Stored data:

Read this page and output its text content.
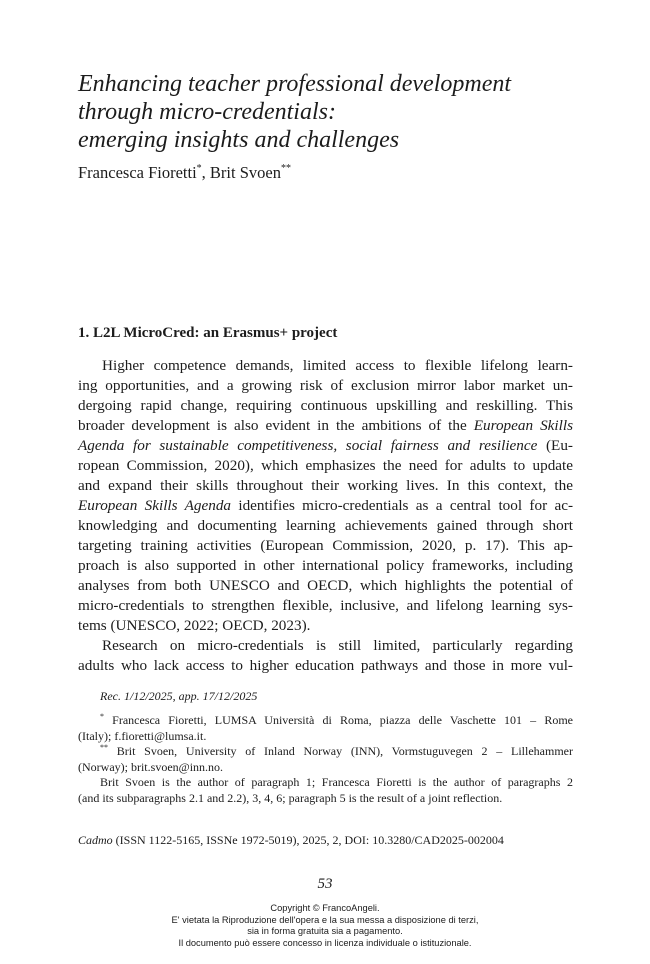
Enhancing teacher professional development
through micro-credentials:
emerging insights and challenges
Francesca Fioretti*, Brit Svoen**
1. L2L MicroCred: an Erasmus+ project
Higher competence demands, limited access to flexible lifelong learn-
ing opportunities, and a growing risk of exclusion mirror labor market un-
dergoing rapid change, requiring continuous upskilling and reskilling. This
broader development is also evident in the ambitions of the European Skills
Agenda for sustainable competitiveness, social fairness and resilience (Eu-
ropean Commission, 2020), which emphasizes the need for adults to update
and expand their skills throughout their working lives. In this context, the
European Skills Agenda identifies micro-credentials as a central tool for ac-
knowledging and documenting learning achievements gained through short
targeting training activities (European Commission, 2020, p. 17). This ap-
proach is also supported in other international policy frameworks, including
analyses from both UNESCO and OECD, which highlights the potential of
micro-credentials to strengthen flexible, inclusive, and lifelong learning sys-
tems (UNESCO, 2022; OECD, 2023).
Research on micro-credentials is still limited, particularly regarding
adults who lack access to higher education pathways and those in more vul-
Rec. 1/12/2025, app. 17/12/2025
* Francesca Fioretti, LUMSA Università di Roma, piazza delle Vaschette 101 – Rome
(Italy); f.fioretti@lumsa.it.
** Brit Svoen, University of Inland Norway (INN), Vormstuguvegen 2 – Lillehammer
(Norway); brit.svoen@inn.no.
Brit Svoen is the author of paragraph 1; Francesca Fioretti is the author of paragraphs 2
(and its subparagraphs 2.1 and 2.2), 3, 4, 6; paragraph 5 is the result of a joint reflection.
Cadmo (ISSN 1122-5165, ISSNe 1972-5019), 2025, 2, DOI: 10.3280/CAD2025-002004
53
Copyright © FrancoAngeli.
E' vietata la Riproduzione dell'opera e la sua messa a disposizione di terzi,
sia in forma gratuita sia a pagamento.
Il documento può essere concesso in licenza individuale o istituzionale.
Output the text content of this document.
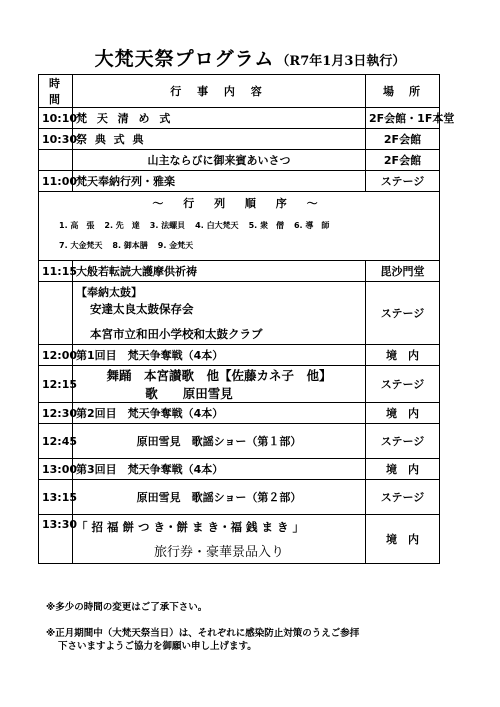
大梵天祭プログラム （R7年1月3日執行）
時　間	行 事 内 容	場　所
10:10	梵 天 清 め 式	2F会館・1F本堂
10:30	祭 典 式 典	2F会館
	山主ならびに御来賓あいさつ	2F会館
11:00	梵天奉納行列・雅楽	ステージ

～ 行 列 順 序 ～
1. 高　張 2. 先　達 3. 法螺貝 4. 白大梵天 5. 衆　僧 6. 導　師
7. 大金梵天 8. 御本膳 9. 金梵天		

11:15	大般若転読大護摩供祈祷	毘沙門堂

	【奉納太鼓】
安達太良太鼓保存会
本宮市立和田小学校和太鼓クラブ	ステージ
12:00	第1回目　梵天争奪戦（4本）	境　内
12:15	舞踊　本宮讃歌　他【佐藤カネ子　他】
歌　　原田雪見	ステージ
12:30	第2回目　梵天争奪戦（4本）	境　内
12:45	原田雪見　歌謡ショー（第１部）	ステージ
13:00	第3回目　梵天争奪戦（4本）	境　内
13:15	原田雪見　歌謡ショー（第２部）	ステージ
13:30	「 招 福 餅 つ き・餅 ま き・福 銭 ま き 」
旅行券・豪華景品入り	境　内
※多少の時間の変更はご了承下さい。
※正月期間中（大梵天祭当日）は、それぞれに感染防止対策のうえご参拝
下さいますようご協力を御願い申し上げます。
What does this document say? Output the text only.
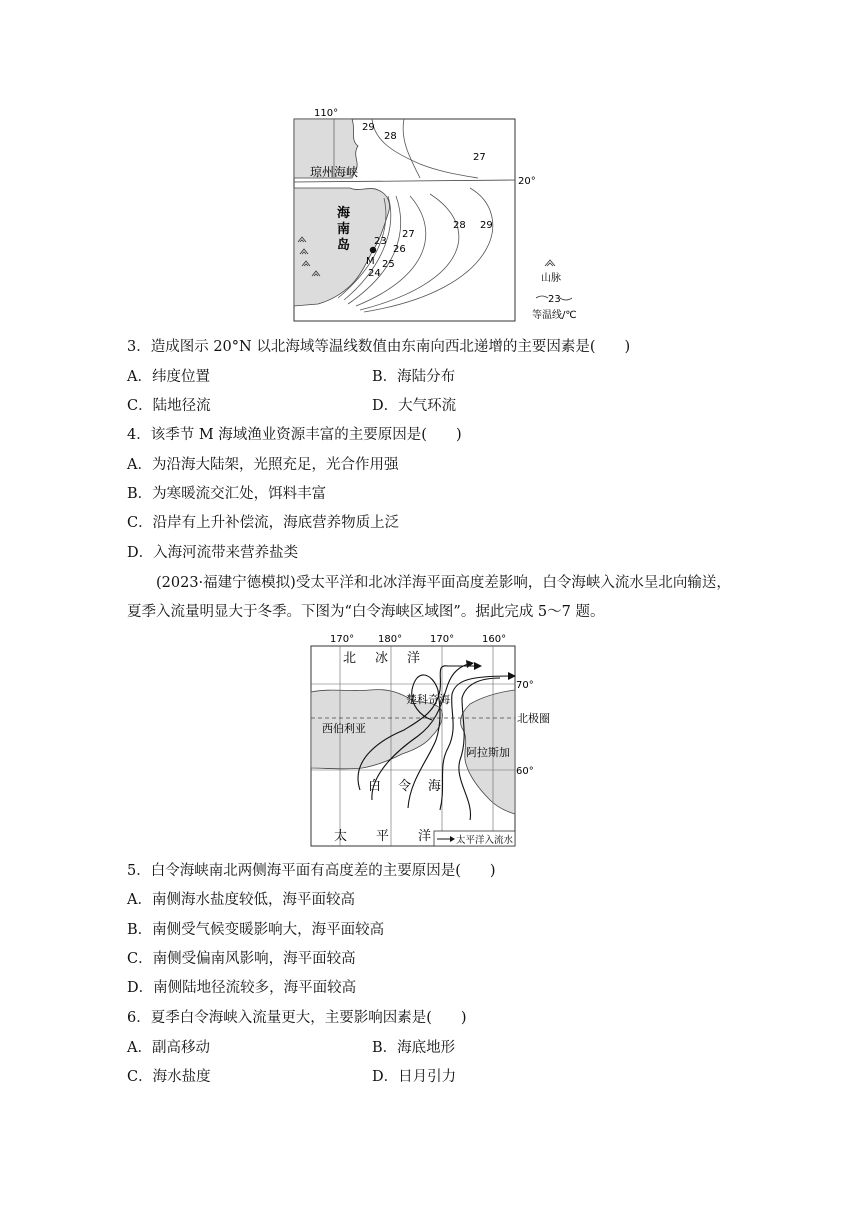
110°
20°
29
28
27
28 29
27
26
25
24
23
琼州海峡
海
南
岛
M
山脉
23
等温线/℃
3．造成图示 20°N 以北海域等温线数值由东南向西北递增的主要因素是(　　)
A．纬度位置	B．海陆分布
C．陆地径流	D．大气环流
4．该季节 M 海域渔业资源丰富的主要原因是(　　)
A．为沿海大陆架，光照充足，光合作用强
B．为寒暖流交汇处，饵料丰富
C．沿岸有上升补偿流，海底营养物质上泛
D．入海河流带来营养盐类
(2023·福建宁德模拟)受太平洋和北冰洋海平面高度差影响，白令海峡入流水呈北向输送，
夏季入流量明显大于冬季。下图为“白令海峡区域图”。据此完成 5～7 题。
170° 180°	170°	160°
70°
北极圈
60°
北 冰 洋
楚科奇海
西伯利亚
阿拉斯加
白 令 海
太 平 洋	太平洋入流水
5．白令海峡南北两侧海平面有高度差的主要原因是(　　)
A．南侧海水盐度较低，海平面较高
B．南侧受气候变暖影响大，海平面较高
C．南侧受偏南风影响，海平面较高
D．南侧陆地径流较多，海平面较高
6．夏季白令海峡入流量更大，主要影响因素是(　　)
A．副高移动	B．海底地形
C．海水盐度	D．日月引力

Stated problem: State how many lines in the entries above include the word "access"; reply with the number alone.

Answer to the task: 2